**GIVEN EXERCISE:**
Copy out all lines that hold "name".

**SUPPLIED RECORDS:**
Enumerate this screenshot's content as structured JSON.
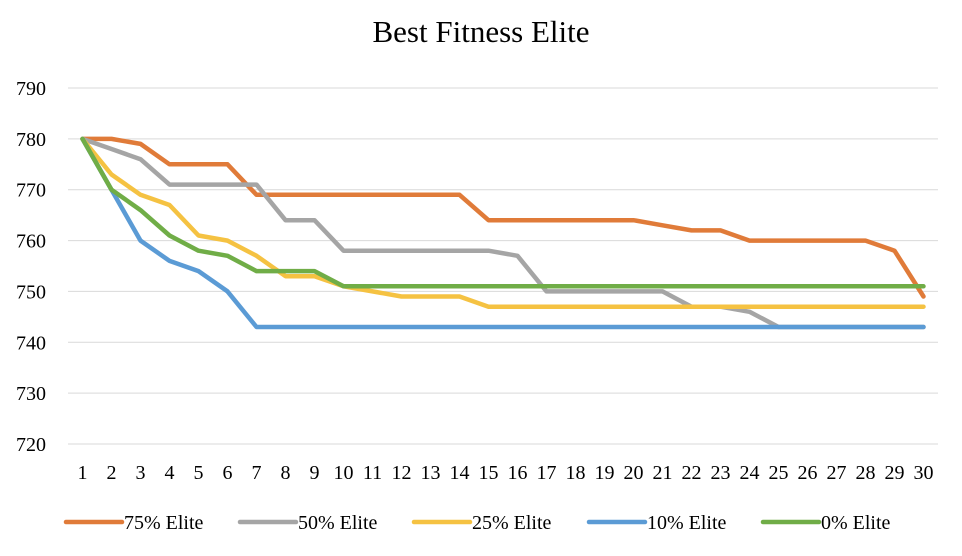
{
  "chart_data": {
    "type": "line",
    "title": "Best Fitness Elite",
    "xlabel": "",
    "ylabel": "",
    "categories": [
      "1",
      "2",
      "3",
      "4",
      "5",
      "6",
      "7",
      "8",
      "9",
      "10",
      "11",
      "12",
      "13",
      "14",
      "15",
      "16",
      "17",
      "18",
      "19",
      "20",
      "21",
      "22",
      "23",
      "24",
      "25",
      "26",
      "27",
      "28",
      "29",
      "30"
    ],
    "ylim": [
      720,
      790
    ],
    "yticks": [
      "720",
      "730",
      "740",
      "750",
      "760",
      "770",
      "780",
      "790"
    ],
    "grid": true,
    "legend": "bottom",
    "series": [
      {
        "name": "75% Elite",
        "color": "#e07b39",
        "values": [
          780,
          780,
          779,
          775,
          775,
          775,
          769,
          769,
          769,
          769,
          769,
          769,
          769,
          769,
          764,
          764,
          764,
          764,
          764,
          764,
          763,
          762,
          762,
          760,
          760,
          760,
          760,
          760,
          758,
          749
        ]
      },
      {
        "name": "50% Elite",
        "color": "#a5a5a5",
        "values": [
          780,
          778,
          776,
          771,
          771,
          771,
          771,
          764,
          764,
          758,
          758,
          758,
          758,
          758,
          758,
          757,
          750,
          750,
          750,
          750,
          750,
          747,
          747,
          746,
          743,
          743,
          743,
          743,
          743,
          743
        ]
      },
      {
        "name": "25% Elite",
        "color": "#f5c242",
        "values": [
          780,
          773,
          769,
          767,
          761,
          760,
          757,
          753,
          753,
          751,
          750,
          749,
          749,
          749,
          747,
          747,
          747,
          747,
          747,
          747,
          747,
          747,
          747,
          747,
          747,
          747,
          747,
          747,
          747,
          747
        ]
      },
      {
        "name": "10% Elite",
        "color": "#5b9bd5",
        "values": [
          780,
          770,
          760,
          756,
          754,
          750,
          743,
          743,
          743,
          743,
          743,
          743,
          743,
          743,
          743,
          743,
          743,
          743,
          743,
          743,
          743,
          743,
          743,
          743,
          743,
          743,
          743,
          743,
          743,
          743
        ]
      },
      {
        "name": "0% Elite",
        "color": "#70ad47",
        "values": [
          780,
          770,
          766,
          761,
          758,
          757,
          754,
          754,
          754,
          751,
          751,
          751,
          751,
          751,
          751,
          751,
          751,
          751,
          751,
          751,
          751,
          751,
          751,
          751,
          751,
          751,
          751,
          751,
          751,
          751
        ]
      }
    ]
  }
}
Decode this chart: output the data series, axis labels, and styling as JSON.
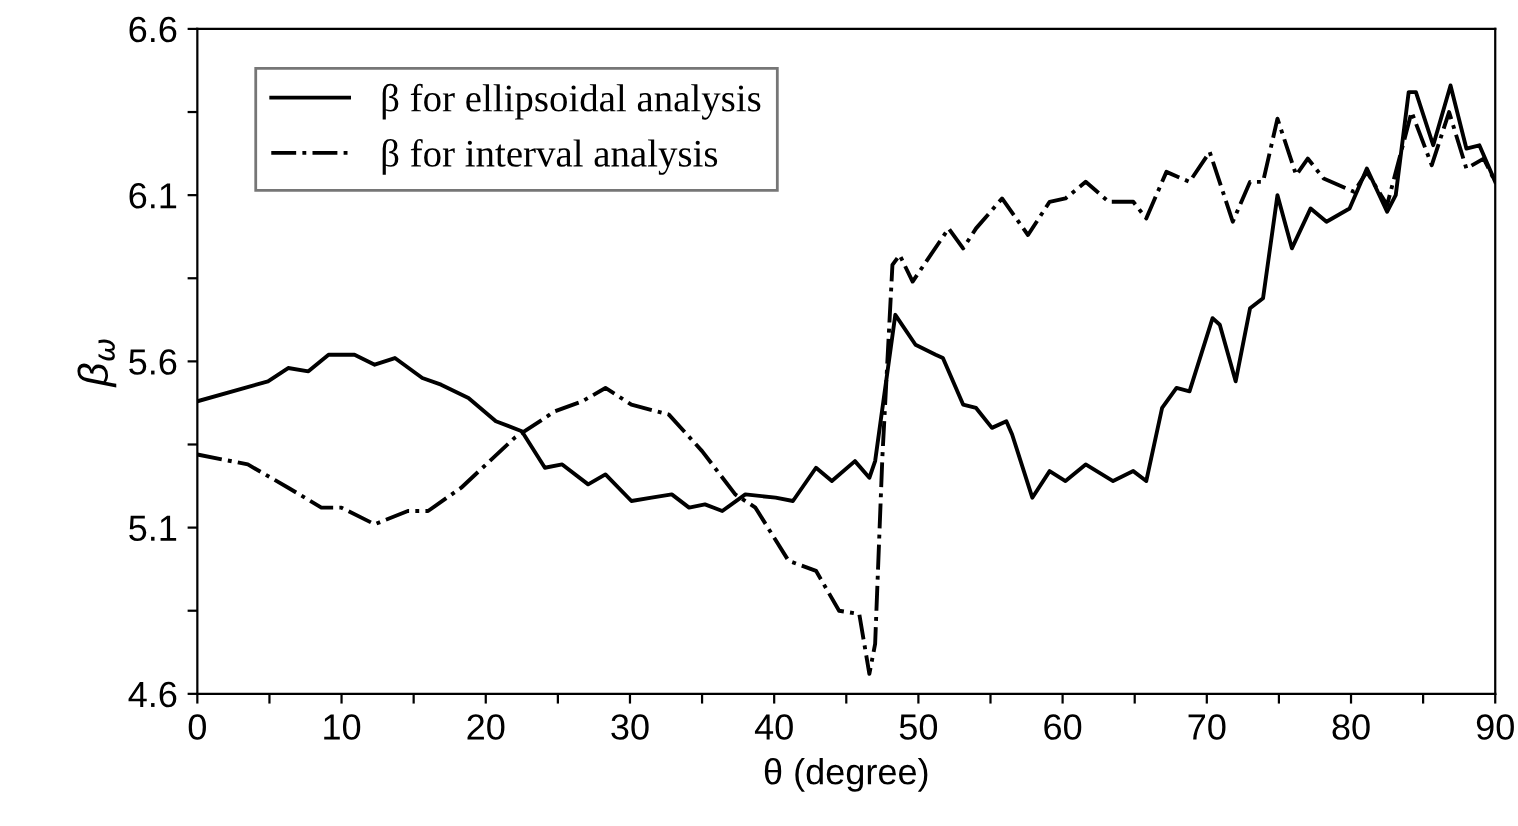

**RESPONSE BELOW:**
        "name": "75% Elite",
        "name": "50% Elite",
        "name": "25% Elite",
        "name": "10% Elite",
        "name": "0% Elite",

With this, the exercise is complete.